Puoi inserire in una lista JSON di stringhe, una per riga, le righe dell'elenco che partono da quella con "List UI elements" e arrivano a quella con "potential-winnings-value: 0,00 €", entrambe comprese? Tralascia le righe vuote e lascia fuori le immagini dalla risposta.

# ELENCO DEI DATI:
******
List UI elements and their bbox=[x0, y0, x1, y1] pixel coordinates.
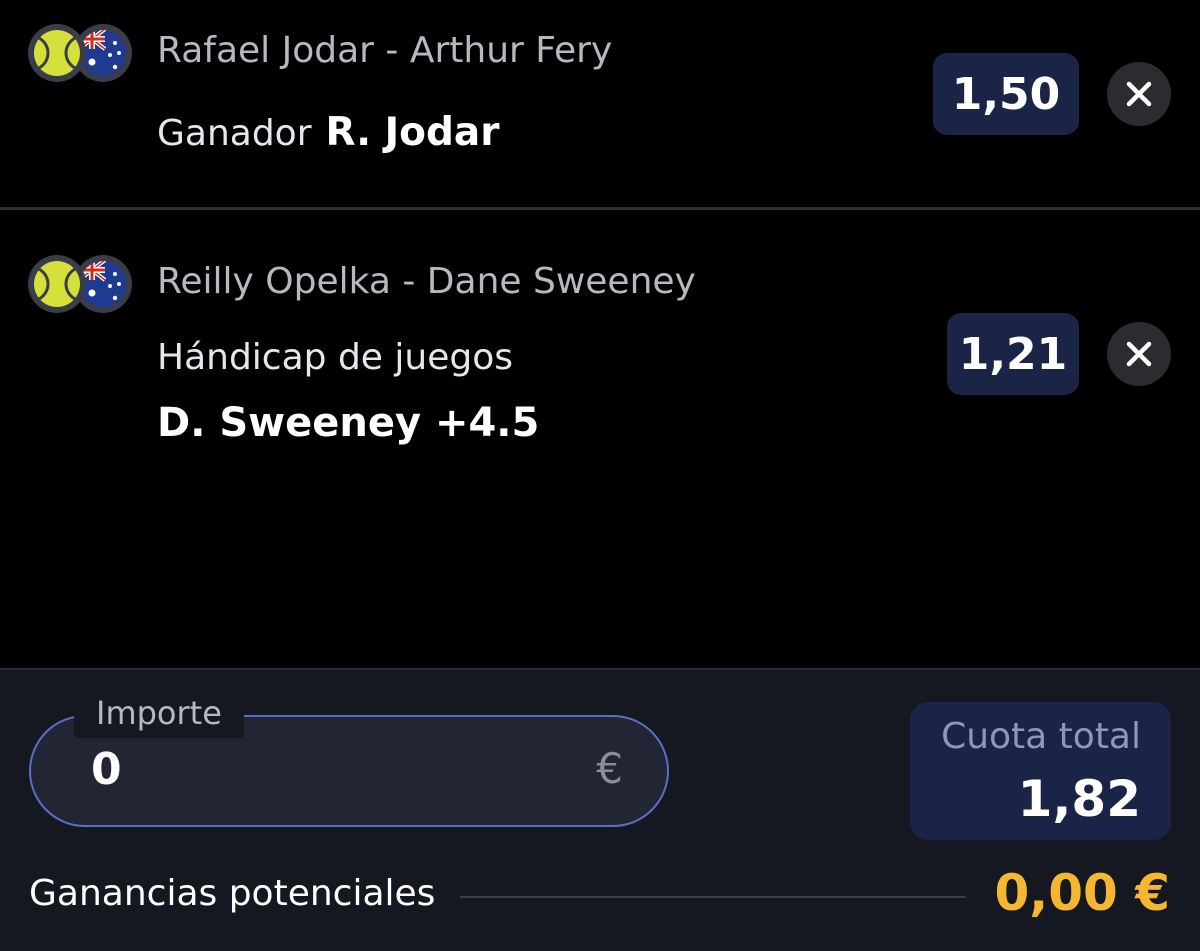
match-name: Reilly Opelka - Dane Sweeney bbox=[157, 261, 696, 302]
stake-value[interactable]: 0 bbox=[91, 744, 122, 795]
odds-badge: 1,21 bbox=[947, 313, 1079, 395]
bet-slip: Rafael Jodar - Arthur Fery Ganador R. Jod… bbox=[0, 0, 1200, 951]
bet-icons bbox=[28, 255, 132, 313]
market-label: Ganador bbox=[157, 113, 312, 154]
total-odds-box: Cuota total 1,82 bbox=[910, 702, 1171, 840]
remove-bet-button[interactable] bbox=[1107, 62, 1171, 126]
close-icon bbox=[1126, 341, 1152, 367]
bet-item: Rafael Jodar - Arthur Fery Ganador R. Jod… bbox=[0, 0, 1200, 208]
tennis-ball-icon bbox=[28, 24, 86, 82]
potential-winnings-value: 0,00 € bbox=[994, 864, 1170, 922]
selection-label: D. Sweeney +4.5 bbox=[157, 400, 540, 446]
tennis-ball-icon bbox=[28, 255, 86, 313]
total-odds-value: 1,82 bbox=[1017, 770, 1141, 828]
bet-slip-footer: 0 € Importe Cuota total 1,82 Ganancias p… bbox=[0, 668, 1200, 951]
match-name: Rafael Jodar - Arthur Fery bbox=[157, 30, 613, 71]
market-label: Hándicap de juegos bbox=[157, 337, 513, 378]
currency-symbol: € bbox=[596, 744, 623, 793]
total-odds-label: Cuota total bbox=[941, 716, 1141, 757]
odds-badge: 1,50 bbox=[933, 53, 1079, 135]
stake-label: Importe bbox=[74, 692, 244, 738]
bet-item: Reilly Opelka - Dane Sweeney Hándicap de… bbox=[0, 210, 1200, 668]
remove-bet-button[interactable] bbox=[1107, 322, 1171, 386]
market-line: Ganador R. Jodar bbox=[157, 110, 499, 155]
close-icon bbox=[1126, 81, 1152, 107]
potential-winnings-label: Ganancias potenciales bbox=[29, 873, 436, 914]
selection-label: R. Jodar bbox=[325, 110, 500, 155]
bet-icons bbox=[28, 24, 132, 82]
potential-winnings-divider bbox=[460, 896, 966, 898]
******
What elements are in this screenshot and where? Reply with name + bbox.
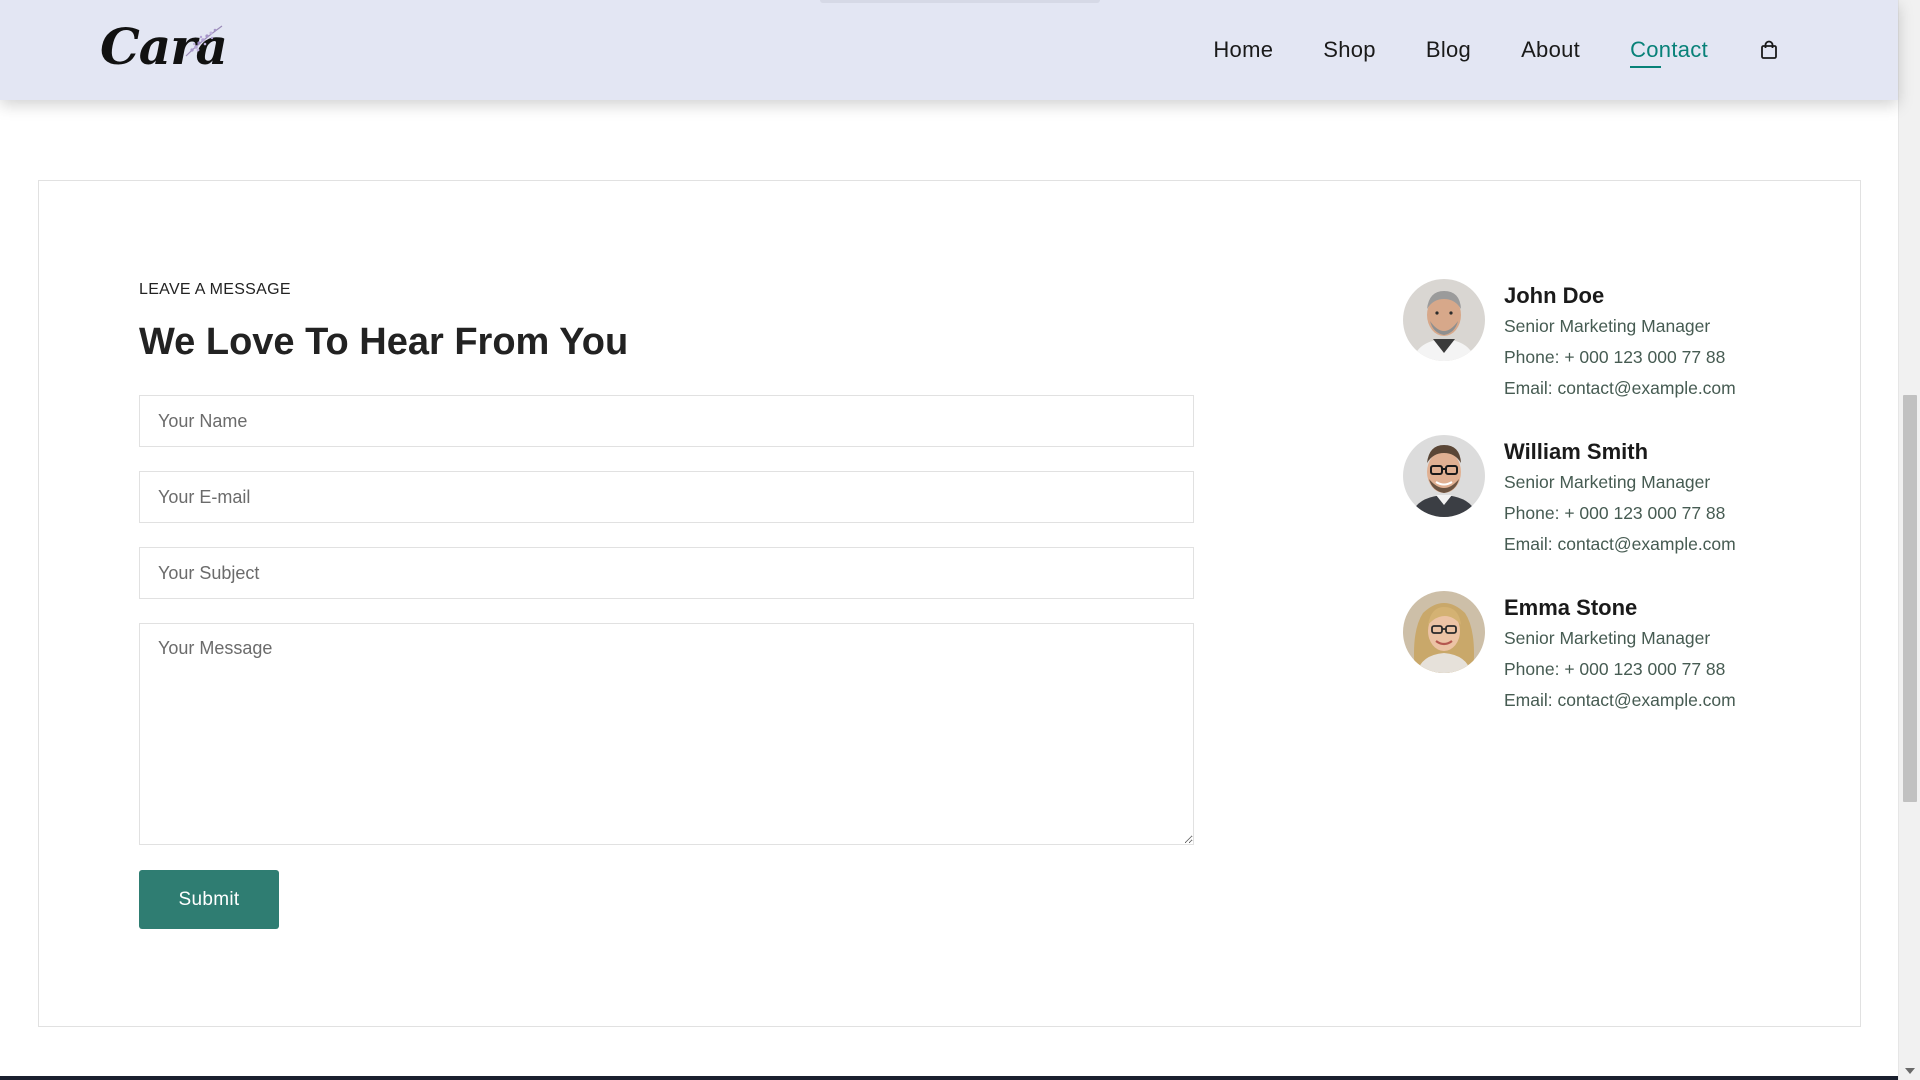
******
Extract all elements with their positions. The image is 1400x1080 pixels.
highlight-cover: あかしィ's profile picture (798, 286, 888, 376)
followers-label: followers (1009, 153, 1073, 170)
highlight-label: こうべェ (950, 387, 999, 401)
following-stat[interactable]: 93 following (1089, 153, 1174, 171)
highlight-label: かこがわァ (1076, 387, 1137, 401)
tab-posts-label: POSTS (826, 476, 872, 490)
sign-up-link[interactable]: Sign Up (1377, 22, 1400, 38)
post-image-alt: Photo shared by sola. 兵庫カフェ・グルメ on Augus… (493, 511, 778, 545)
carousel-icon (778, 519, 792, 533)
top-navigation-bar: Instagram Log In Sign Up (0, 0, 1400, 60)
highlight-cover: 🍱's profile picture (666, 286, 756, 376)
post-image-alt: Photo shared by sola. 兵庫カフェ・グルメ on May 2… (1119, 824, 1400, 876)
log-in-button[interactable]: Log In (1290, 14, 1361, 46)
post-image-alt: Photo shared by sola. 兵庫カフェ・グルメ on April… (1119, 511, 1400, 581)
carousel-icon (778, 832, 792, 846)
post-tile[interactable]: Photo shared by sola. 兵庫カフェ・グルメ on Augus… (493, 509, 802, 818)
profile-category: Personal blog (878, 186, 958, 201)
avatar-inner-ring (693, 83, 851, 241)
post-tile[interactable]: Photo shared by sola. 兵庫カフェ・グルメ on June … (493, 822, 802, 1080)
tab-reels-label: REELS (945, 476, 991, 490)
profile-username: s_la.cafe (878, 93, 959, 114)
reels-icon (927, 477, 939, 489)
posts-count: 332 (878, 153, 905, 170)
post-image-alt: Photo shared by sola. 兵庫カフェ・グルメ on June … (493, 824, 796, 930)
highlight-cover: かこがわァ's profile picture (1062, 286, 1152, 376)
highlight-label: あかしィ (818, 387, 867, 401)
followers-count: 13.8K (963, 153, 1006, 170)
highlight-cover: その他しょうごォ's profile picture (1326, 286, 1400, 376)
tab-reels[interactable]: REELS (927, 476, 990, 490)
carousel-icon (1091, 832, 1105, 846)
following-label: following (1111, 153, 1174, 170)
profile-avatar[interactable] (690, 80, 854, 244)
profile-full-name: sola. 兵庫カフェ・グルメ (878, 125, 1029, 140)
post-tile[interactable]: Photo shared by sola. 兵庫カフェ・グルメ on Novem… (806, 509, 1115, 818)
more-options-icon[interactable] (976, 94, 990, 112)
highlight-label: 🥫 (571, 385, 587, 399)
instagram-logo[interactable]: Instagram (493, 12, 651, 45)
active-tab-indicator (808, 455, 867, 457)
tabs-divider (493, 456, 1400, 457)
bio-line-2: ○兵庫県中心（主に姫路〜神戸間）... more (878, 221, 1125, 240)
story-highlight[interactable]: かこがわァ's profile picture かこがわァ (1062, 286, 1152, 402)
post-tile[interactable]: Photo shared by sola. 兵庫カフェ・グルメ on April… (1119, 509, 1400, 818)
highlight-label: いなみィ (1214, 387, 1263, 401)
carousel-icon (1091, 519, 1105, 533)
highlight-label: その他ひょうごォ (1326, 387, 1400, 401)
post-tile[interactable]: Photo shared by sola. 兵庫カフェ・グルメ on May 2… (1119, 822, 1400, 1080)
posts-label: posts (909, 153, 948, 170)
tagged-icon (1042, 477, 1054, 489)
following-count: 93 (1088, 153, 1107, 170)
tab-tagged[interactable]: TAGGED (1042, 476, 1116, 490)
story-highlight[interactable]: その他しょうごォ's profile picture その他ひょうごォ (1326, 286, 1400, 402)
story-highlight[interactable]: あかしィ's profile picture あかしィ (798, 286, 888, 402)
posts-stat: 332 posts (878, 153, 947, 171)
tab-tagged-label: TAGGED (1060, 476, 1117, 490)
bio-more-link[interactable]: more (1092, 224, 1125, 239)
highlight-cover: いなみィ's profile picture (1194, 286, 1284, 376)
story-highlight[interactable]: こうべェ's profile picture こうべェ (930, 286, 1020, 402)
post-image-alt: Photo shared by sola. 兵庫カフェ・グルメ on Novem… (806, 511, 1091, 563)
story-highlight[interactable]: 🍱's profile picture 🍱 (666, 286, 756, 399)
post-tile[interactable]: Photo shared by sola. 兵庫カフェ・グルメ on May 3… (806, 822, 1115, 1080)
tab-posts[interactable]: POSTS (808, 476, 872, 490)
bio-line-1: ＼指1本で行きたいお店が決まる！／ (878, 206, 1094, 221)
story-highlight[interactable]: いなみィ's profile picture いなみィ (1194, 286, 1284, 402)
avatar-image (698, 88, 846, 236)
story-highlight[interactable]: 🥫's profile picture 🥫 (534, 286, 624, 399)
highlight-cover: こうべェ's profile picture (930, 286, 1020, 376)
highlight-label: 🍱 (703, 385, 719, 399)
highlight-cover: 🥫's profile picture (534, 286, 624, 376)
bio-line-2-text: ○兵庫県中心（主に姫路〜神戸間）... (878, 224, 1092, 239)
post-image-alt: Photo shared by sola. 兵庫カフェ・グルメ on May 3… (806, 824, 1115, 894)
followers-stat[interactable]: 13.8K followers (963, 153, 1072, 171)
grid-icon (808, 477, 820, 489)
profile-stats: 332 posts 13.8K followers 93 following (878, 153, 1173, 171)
******
# SOLUZIONE SCRITTA:
[
  "List UI elements and their bbox=[x0, y0, x1, y1] pixel coordinates.",
  "match-name: Reilly Opelka - Dane Sweeney bbox=[157, 261, 696, 302]",
  "stake-value[interactable]: 0 bbox=[91, 744, 122, 795]",
  "odds-badge: 1,21 bbox=[947, 313, 1079, 395]",
  "bet-slip: Rafael Jodar - Arthur Fery Ganador R. Jod… bbox=[0, 0, 1200, 951]",
  "bet-icons bbox=[28, 255, 132, 313]",
  "market-label: Ganador bbox=[157, 113, 312, 154]",
  "total-odds-box: Cuota total 1,82 bbox=[910, 702, 1171, 840]",
  "remove-bet-button[interactable] bbox=[1107, 62, 1171, 126]",
  "close-icon bbox=[1126, 341, 1152, 367]",
  "bet-item: Rafael Jodar - Arthur Fery Ganador R. Jod… bbox=[0, 0, 1200, 208]",
  "tennis-ball-icon bbox=[28, 24, 86, 82]",
  "potential-winnings-value: 0,00 € bbox=[994, 864, 1170, 922]"
]